* **Input for this task**:
------------------------------

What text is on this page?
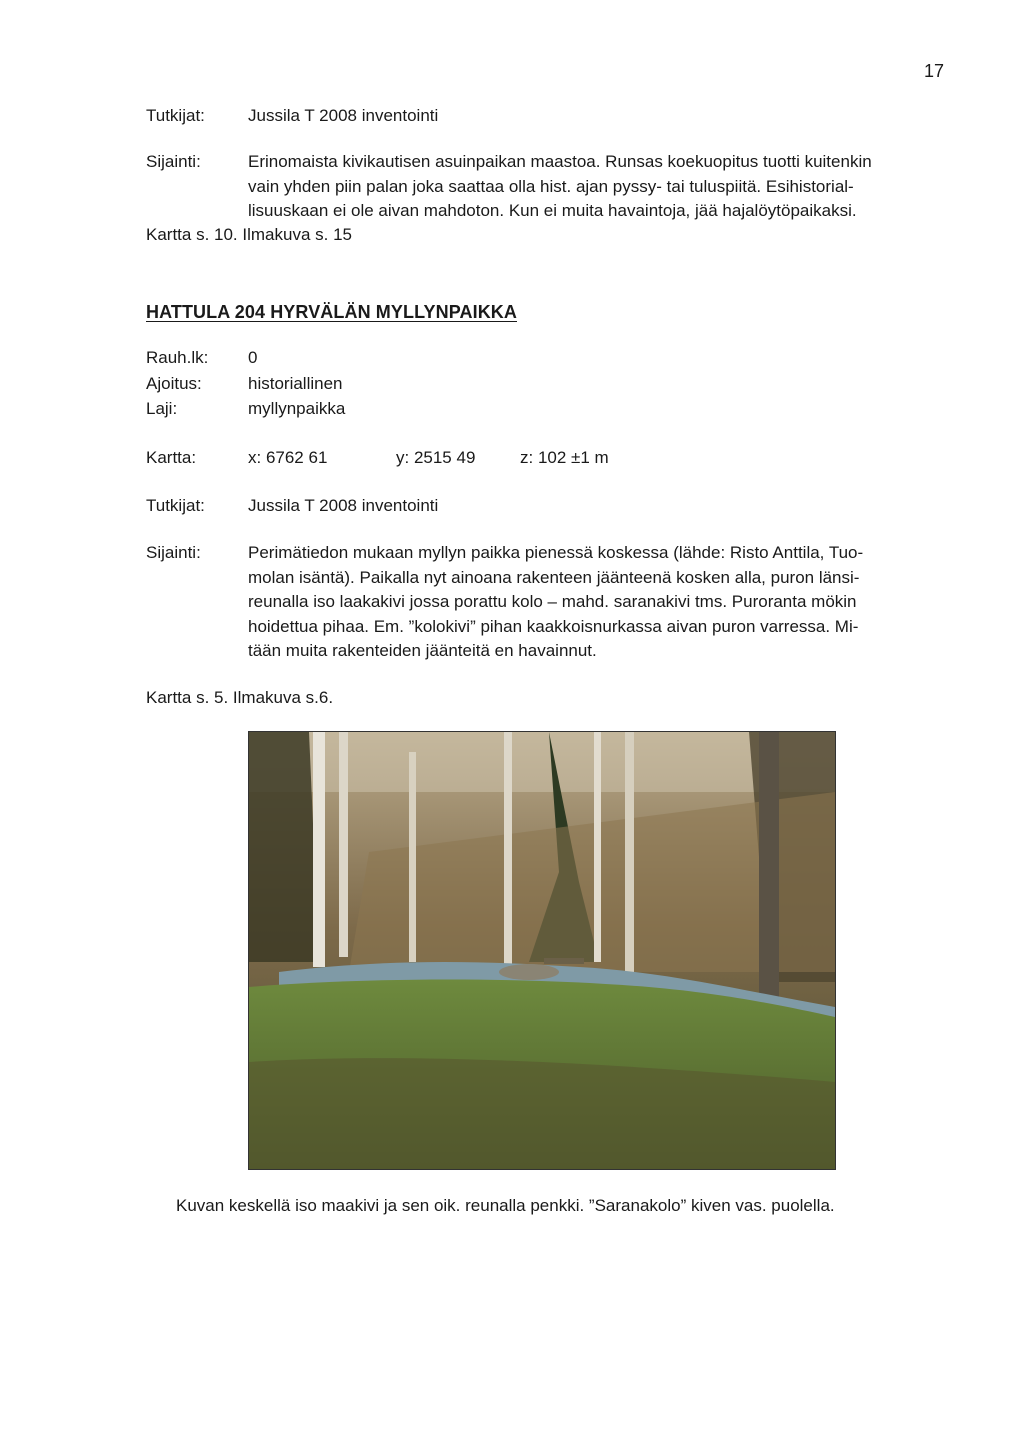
17
Tutkijat:	Jussila T 2008 inventointi
Sijainti:	Erinomaista kivikautisen asuinpaikan maastoa. Runsas koekuopitus tuotti kuitenkin
vain yhden piin palan joka saattaa olla hist. ajan pyssy- tai tuluspiitä. Esihistorial-
lisuuskaan ei ole aivan mahdoton. Kun ei muita havaintoja, jää hajalöytöpaikaksi.
Kartta s. 10. Ilmakuva s. 15
HATTULA 204 HYRVÄLÄN MYLLYNPAIKKA
Rauh.lk: 0
Ajoitus:	historiallinen
Laji:	myllynpaikka
Kartta:	x: 6762 61	y: 2515 49	z: 102 ±1 m
Tutkijat:	Jussila T 2008 inventointi
Sijainti:	Perimätiedon mukaan myllyn paikka pienessä koskessa (lähde: Risto Anttila, Tuo-
molan isäntä). Paikalla nyt ainoana rakenteen jäänteenä kosken alla, puron länsi-
reunalla iso laakakivi jossa porattu kolo – mahd. saranakivi tms. Puroranta mökin
hoidettua pihaa. Em. ”kolokivi” pihan kaakkoisnurkassa aivan puron varressa. Mi-
tään muita rakenteiden jäänteitä en havainnut.
Kartta s. 5. Ilmakuva s.6.
Kuvan keskellä iso maakivi ja sen oik. reunalla penkki. ”Saranakolo” kiven vas. puolella.
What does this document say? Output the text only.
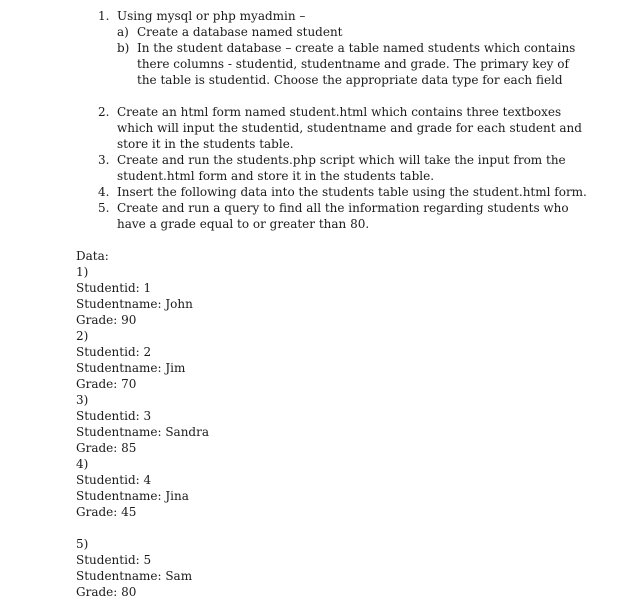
1. Using mysql or php myadmin –
a) Create a database named student
b) In the student database – create a table named students which contains
there columns - studentid, studentname and grade. The primary key of
the table is studentid. Choose the appropriate data type for each field
2. Create an html form named student.html which contains three textboxes
which will input the studentid, studentname and grade for each student and
store it in the students table.
3. Create and run the students.php script which will take the input from the
student.html form and store it in the students table.
4. Insert the following data into the students table using the student.html form.
5. Create and run a query to find all the information regarding students who
have a grade equal to or greater than 80.
Data:
1)
Studentid: 1
Studentname: John
Grade: 90
2)
Studentid: 2
Studentname: Jim
Grade: 70
3)
Studentid: 3
Studentname: Sandra
Grade: 85
4)
Studentid: 4
Studentname: Jina
Grade: 45
5)
Studentid: 5
Studentname: Sam
Grade: 80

------------------------------

* **Do this**: Search the preceding listing for the word "Kartta" and pull out every line that holds it.

* **Exercise answer**:
Kartta s. 10. Ilmakuva s. 15
Kartta:	x: 6762 61	y: 2515 49	z: 102 ±1 m
Kartta s. 5. Ilmakuva s.6.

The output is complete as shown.